[START Records for this exercise]

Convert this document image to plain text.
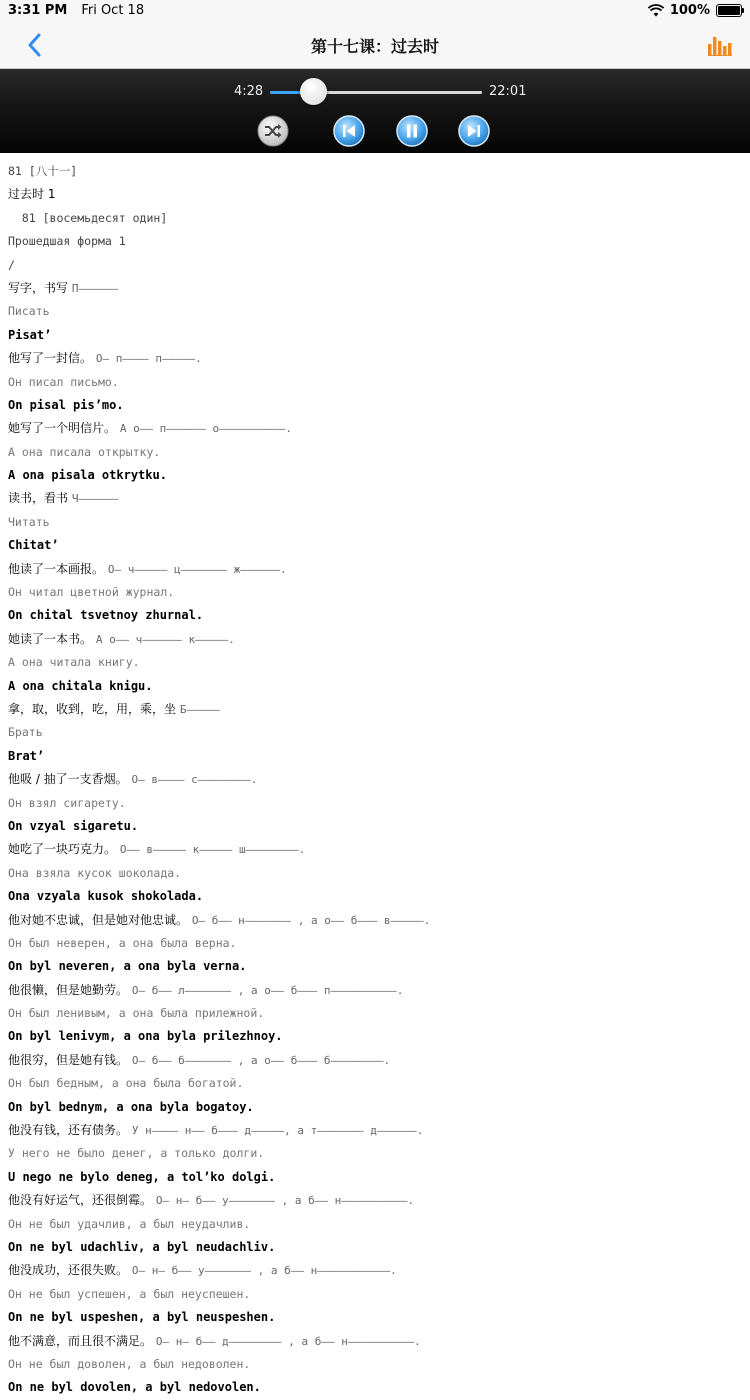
3:31 PM Fri Oct 18	100%
第十七课：过去时
4:28	22:01
81 [八十一]
过去时 1
81 [восемьдесят один]
Прошедшая форма 1
/
写字，书写 П——————
Писать
Pisat’
他写了一封信。 О— п———— п—————.
Он писал письмо.
On pisal pis’mo.
她写了一个明信片。 А о—— п—————— о——————————.
А она писала открытку.
A ona pisala otkrytku.
读书，看书 Ч——————
Читать
Chitat’
他读了一本画报。 О— ч————— ц——————— ж——————.
Он читал цветной журнал.
On chital tsvetnoy zhurnal.
她读了一本书。 А о—— ч—————— к—————.
А она читала книгу.
A ona chitala knigu.
拿，取，收到，吃，用，乘，坐 Б—————
Брать
Brat’
他吸 / 抽了一支香烟。 О— в———— с————————.
Он взял сигарету.
On vzyal sigaretu.
她吃了一块巧克力。 О—— в————— к————— ш————————.
Она взяла кусок шоколада.
Ona vzyala kusok shokolada.
他对她不忠诚，但是她对他忠诚。 О— б—— н——————— , а о—— б——— в—————.
Он был неверен, а она была верна.
On byl neveren, a ona byla verna.
他很懒，但是她勤劳。 О— б—— л——————— , а о—— б——— п——————————.
Он был ленивым, а она была прилежной.
On byl lenivym, a ona byla prilezhnoy.
他很穷，但是她有钱。 О— б—— б——————— , а о—— б——— б————————.
Он был бедным, а она была богатой.
On byl bednym, a ona byla bogatoy.
他没有钱，还有债务。 У н———— н—— б——— д—————, а т——————— д——————.
У него не было денег, а только долги.
U nego ne bylo deneg, a tol’ko dolgi.
他没有好运气，还很倒霉。 О— н— б—— у——————— , а б—— н——————————.
Он не был удачлив, а был неудачлив.
On ne byl udachliv, a byl neudachliv.
他没成功，还很失败。 О— н— б—— у——————— , а б—— н———————————.
Он не был успешен, а был неуспешен.
On ne byl uspeshen, a byl neuspeshen.
他不满意，而且很不满足。 О— н— б—— д———————— , а б—— н——————————.
Он не был доволен, а был недоволен.
On ne byl dovolen, a byl nedovolen.
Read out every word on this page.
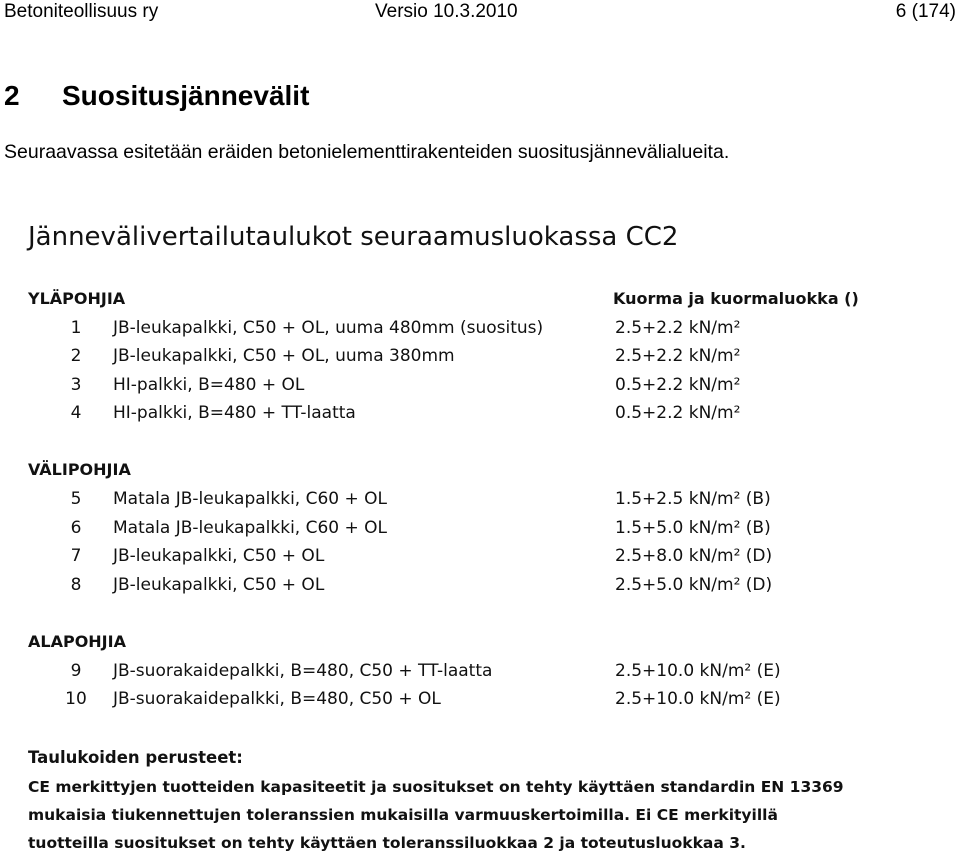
Betoniteollisuus ry	Versio 10.3.2010	6 (174)
2 Suositusjännevälit
Seuraavassa esitetään eräiden betonielementtirakenteiden suositusjännevälialueita.
Jännevälivertailutaulukot seuraamusluokassa CC2
YLÄPOHJIA	Kuorma ja kuormaluokka ()
1	JB-leukapalkki, C50 + OL, uuma 480mm (suositus)	2.5+2.2 kN/m²
2	JB-leukapalkki, C50 + OL, uuma 380mm	2.5+2.2 kN/m²
3	HI-palkki, B=480 + OL	0.5+2.2 kN/m²
4	HI-palkki, B=480 + TT-laatta	0.5+2.2 kN/m²
VÄLIPOHJIA
5	Matala JB-leukapalkki, C60 + OL	1.5+2.5 kN/m² (B)
6	Matala JB-leukapalkki, C60 + OL	1.5+5.0 kN/m² (B)
7	JB-leukapalkki, C50 + OL	2.5+8.0 kN/m² (D)
8	JB-leukapalkki, C50 + OL	2.5+5.0 kN/m² (D)
ALAPOHJIA
9	JB-suorakaidepalkki, B=480, C50 + TT-laatta	2.5+10.0 kN/m² (E)
10	JB-suorakaidepalkki, B=480, C50 + OL	2.5+10.0 kN/m² (E)
Taulukoiden perusteet:
CE merkittyjen tuotteiden kapasiteetit ja suositukset on tehty käyttäen standardin EN 13369
mukaisia tiukennettujen toleranssien mukaisilla varmuuskertoimilla. Ei CE merkityillä
tuotteilla suositukset on tehty käyttäen toleranssiluokkaa 2 ja toteutusluokkaa 3.
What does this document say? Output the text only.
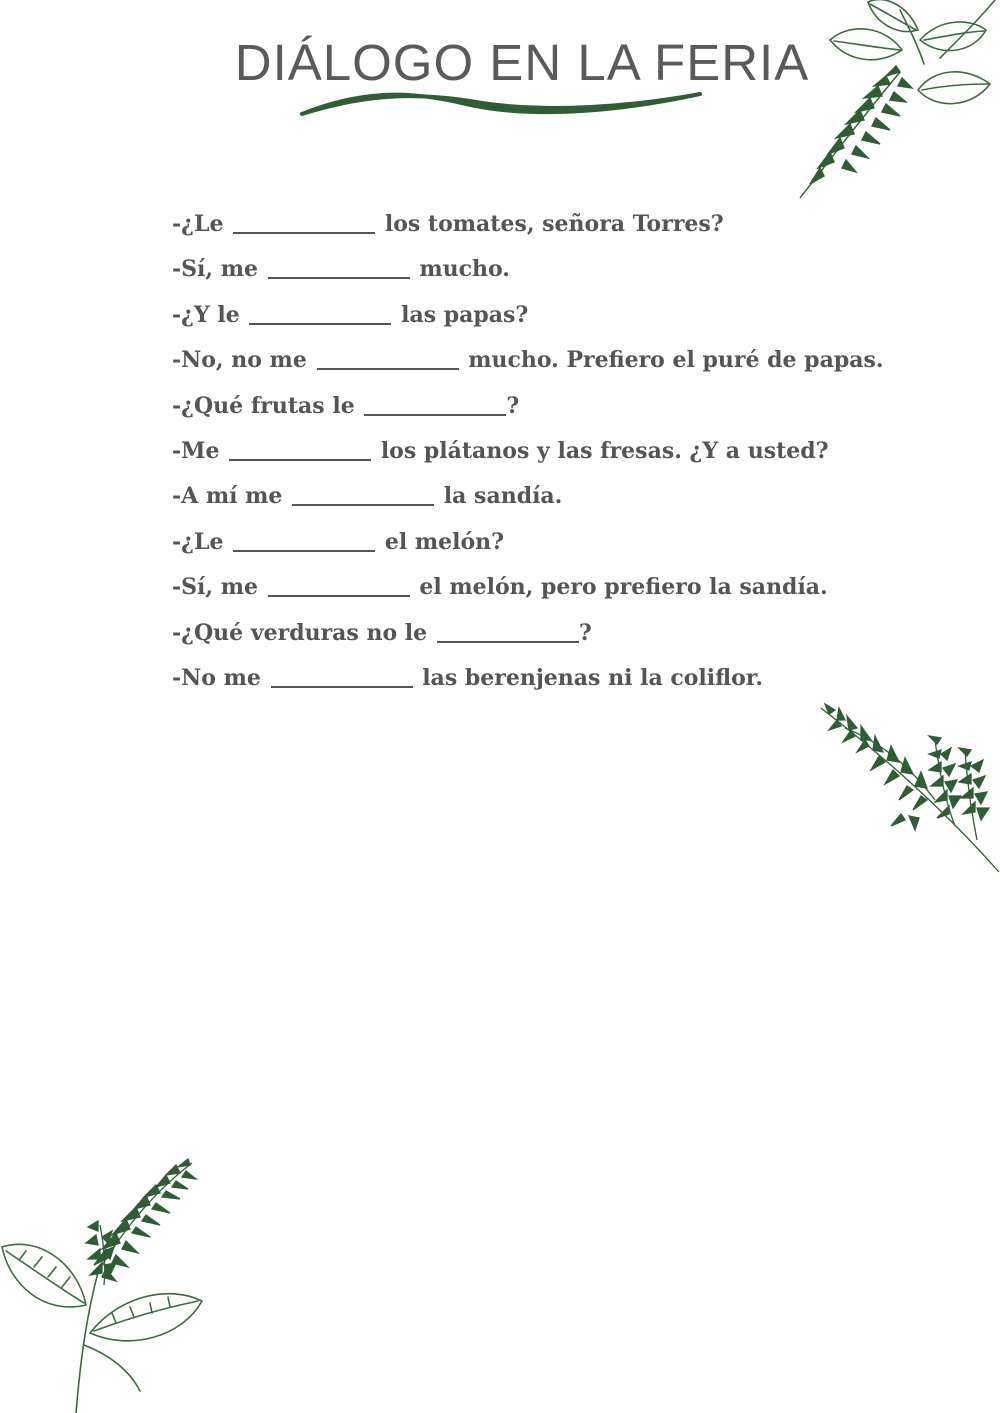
DIÁLOGO EN LA FERIA
-¿Le	los tomates, señora Torres?
-Sí, me	mucho.
-¿Y le	las papas?
-No, no me	mucho. Prefiero el puré de papas.
-¿Qué frutas le	?
-Me	los plátanos y las fresas. ¿Y a usted?
-A mí me	la sandía.
-¿Le	el melón?
-Sí, me	el melón, pero prefiero la sandía.
-¿Qué verduras no le	?
-No me	las berenjenas ni la coliflor.
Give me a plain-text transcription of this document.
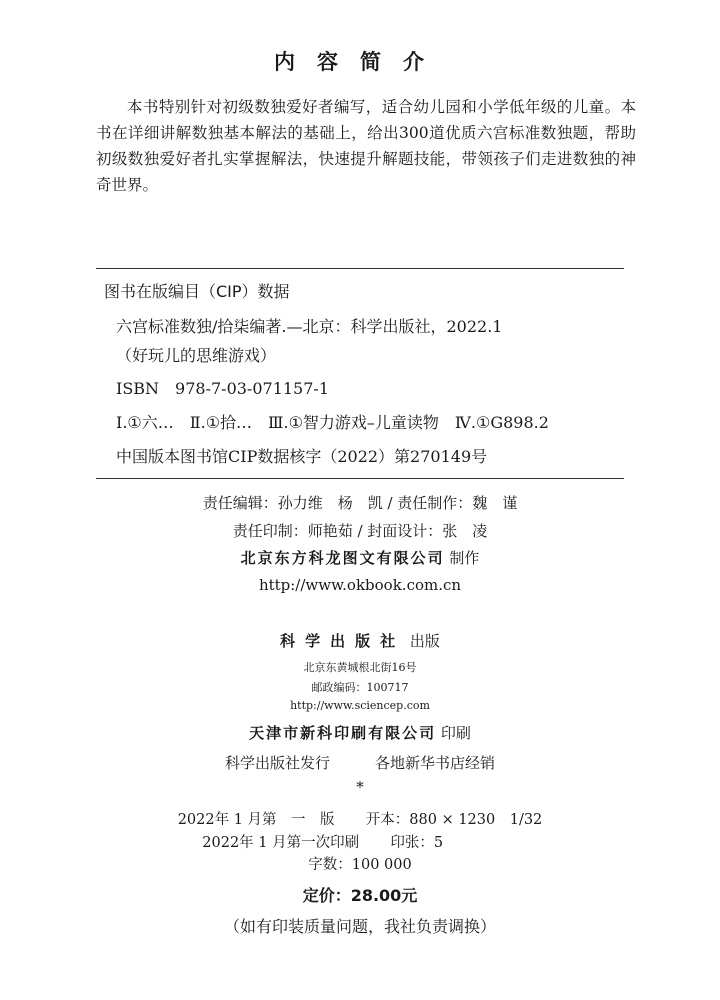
内容简介
本书特别针对初级数独爱好者编写，适合幼儿园和小学低年级的儿童。本书在详细讲解数独基本解法的基础上，给出300道优质六宫标准数独题，帮助初级数独爱好者扎实掌握解法，快速提升解题技能，带领孩子们走进数独的神奇世界。
图书在版编目（CIP）数据
六宫标准数独/拾柒编著.—北京：科学出版社，2022.1
（好玩儿的思维游戏）
ISBN　978-7-03-071157-1
Ⅰ.①六…　Ⅱ.①拾…　Ⅲ.①智力游戏–儿童读物　Ⅳ.①G898.2
中国版本图书馆CIP数据核字（2022）第270149号
责任编辑：孙力维　杨　凯 / 责任制作：魏　谨
责任印制：师艳茹 / 封面设计：张　凌
北京东方科龙图文有限公司 制作
http://www.okbook.com.cn
科学出版社 出版
北京东黄城根北街16号
邮政编码：100717
http://www.sciencep.com
天津市新科印刷有限公司 印刷
科学出版社发行　　　各地新华书店经销
*
2022年 1 月第　一　版 开本：880 × 1230　1/32
2022年 1 月第一次印刷 印张：5
字数：100 000
定价：28.00元
（如有印装质量问题，我社负责调换）
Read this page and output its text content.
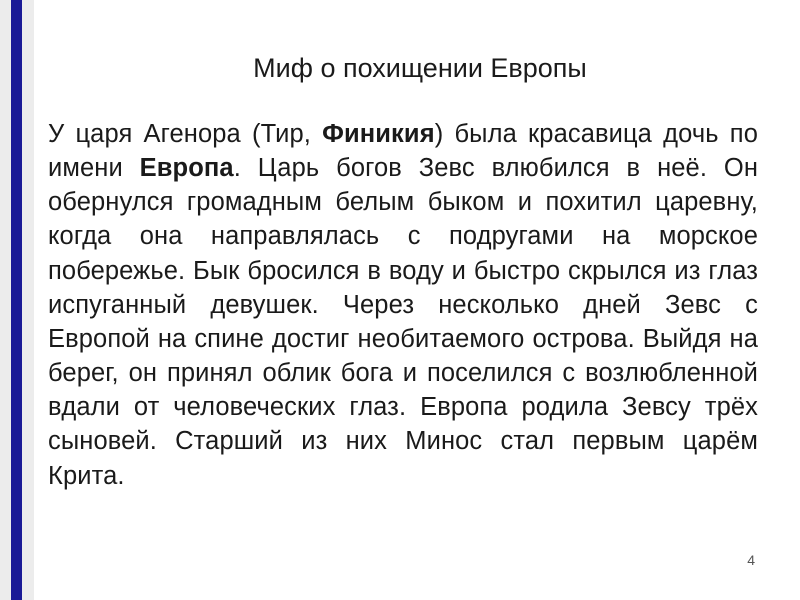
Миф о похищении Европы

У царя Агенора (Тир, Финикия) была красавица дочь по имени Европа. Царь богов Зевс влюбился в неё. Он обернулся громадным белым быком и похитил царевну, когда она направлялась с подругами на морское побережье. Бык бросился в воду и быстро скрылся из глаз испуганный девушек. Через несколько дней Зевс с Европой на спине достиг необитаемого острова. Выйдя на берег, он принял облик бога и поселился с возлюбленной вдали от человеческих глаз. Европа родила Зевсу трёх сыновей. Старший из них Минос стал первым царём Крита.

4
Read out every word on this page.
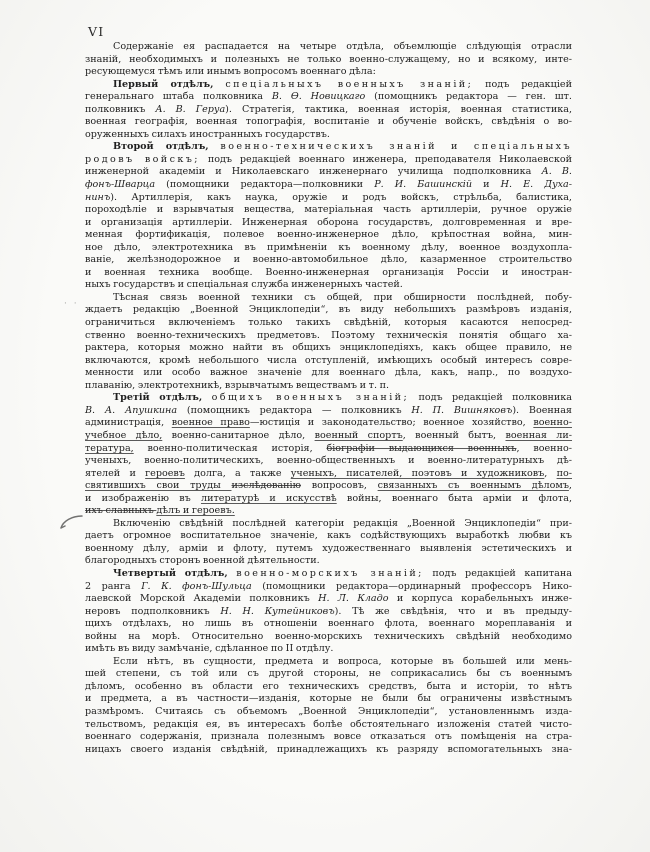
VI
· ·
Содержаніе ея распадается на четыре отдѣла, объемлющіе слѣдующія отрасли
знаній, необходимыхъ и полезныхъ не только военно-служащему, но и всякому, инте-
ресующемуся тѣмъ или инымъ вопросомъ военнаго дѣла:
Первый отдѣлъ, спеціальныхъ военныхъ знаній; подъ редакціей
генеральнаго штаба полковника В. Ѳ. Новицкаго (помощникъ редактора — ген. шт.
полковникъ А. В. Геруа). Стратегія, тактика, военная исторія, военная статистика,
военная географія, военная топографія, воспитаніе и обученіе войскъ, свѣдѣнія о во-
оруженныхъ силахъ иностранныхъ государствъ.
Второй отдѣлъ, военно-техническихъ знаній и спеціальныхъ
родовъ войскъ; подъ редакціей военнаго инженера, преподавателя Николаевской
инженерной академіи и Николаевскаго инженернаго училища подполковника А. В.
фонъ-Шварца (помощники редактора—полковники Р. И. Башинскій и Н. Е. Духа-
нинъ). Артиллерія, какъ наука, оружіе и родъ войскъ, стрѣльба, балистика,
пороходѣліе и взрывчатыя вещества, матеріальная часть артиллеріи, ручное оружіе
и организація артиллеріи. Инженерная оборона государствъ, долговременная и вре-
менная фортификація, полевое военно-инженерное дѣло, крѣпостная война, мин-
ное дѣло, электротехника въ примѣненіи къ военному дѣлу, военное воздухопла-
ваніе, желѣзнодорожное и военно-автомобильное дѣло, казарменное строительство
и военная техника вообще. Военно-инженерная организація Россіи и иностран-
ныхъ государствъ и спеціальная служба инженерныхъ частей.
Тѣсная связь военной техники съ общей, при обширности послѣдней, побу-
ждаетъ редакцію „Военной Энциклопедіи“, въ виду небольшихъ размѣровъ изданія,
ограничиться включеніемъ только такихъ свѣдѣній, которыя касаются непосред-
ственно военно-техническихъ предметовъ. Поэтому техническія понятія общаго ха-
рактера, которыя можно найти въ общихъ энциклопедіяхъ, какъ общее правило, не
включаются, кромѣ небольшого числа отступленій, имѣющихъ особый интересъ совре-
менности или особо важное значеніе для военнаго дѣла, какъ, напр., по воздухо-
плаванію, электротехникѣ, взрывчатымъ веществамъ и т. п.
Третій отдѣлъ, общихъ военныхъ знаній; подъ редакціей полковника
В. А. Апушкина (помощникъ редактора — полковникъ Н. П. Вишняковъ). Военная
администрація, военное право—юстиція и законодательство; военное хозяйство, военно-
учебное дѣло, военно-санитарное дѣло, военный спортъ, военный бытъ, военная ли-
тература, военно-политическая исторія, біографіи выдающихся военныхъ, военно-
ученыхъ, военно-политическихъ, военно-общественныхъ и военно-литературныхъ дѣ-
ятелей и героевъ долга, а также ученыхъ, писателей, поэтовъ и художниковъ, по-
святившихъ свои труды изслѣдованію вопросовъ, связанныхъ съ военнымъ дѣломъ,
и изображенію въ литературѣ и искусствѣ войны, военнаго быта арміи и флота,
ихъ славныхъ дѣлъ и героевъ.
Включенію свѣдѣній послѣдней категоріи редакція „Военной Энциклопедіи“ при-
даетъ огромное воспитательное значеніе, какъ содѣйствующихъ выработкѣ любви къ
военному дѣлу, арміи и флоту, путемъ художественнаго выявленія эстетическихъ и
благородныхъ сторонъ военной дѣятельности.
Четвертый отдѣлъ, военно-морскихъ знаній; подъ редакціей капитана
2 ранга Г. К. фонъ-Шульца (помощники редактора—ординарный профессоръ Нико-
лаевской Морской Академіи полковникъ Н. Л. Кладо и корпуса корабельныхъ инже-
неровъ подполковникъ Н. Н. Кутейниковъ). Тѣ же свѣдѣнія, что и въ предыду-
щихъ отдѣлахъ, но лишь въ отношеніи военнаго флота, военнаго мореплаванія и
войны на морѣ. Относительно военно-морскихъ техническихъ свѣдѣній необходимо
имѣть въ виду замѣчаніе, сдѣланное по II отдѣлу.
Если нѣтъ, въ сущности, предмета и вопроса, которые въ большей или мень-
шей степени, съ той или съ другой стороны, не соприкасались бы съ военнымъ
дѣломъ, особенно въ области его техническихъ средствъ, быта и исторіи, то нѣтъ
и предмета, а въ частности—изданія, которые не были бы ограничены извѣстнымъ
размѣромъ. Считаясь съ объемомъ „Военной Энциклопедіи“, установленнымъ изда-
тельствомъ, редакція ея, въ интересахъ болѣе обстоятельнаго изложенія статей чисто-
военнаго содержанія, признала полезнымъ вовсе отказаться отъ помѣщенія на стра-
ницахъ своего изданія свѣдѣній, принадлежащихъ къ разряду вспомогательныхъ зна-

[END Records for this exercise]

> [Challenge] Copy out every line of the material above that mentions the word "plain".

> [Solution for this task]
Convert this document image to plain text.
Give me a plain-text transcription of this document.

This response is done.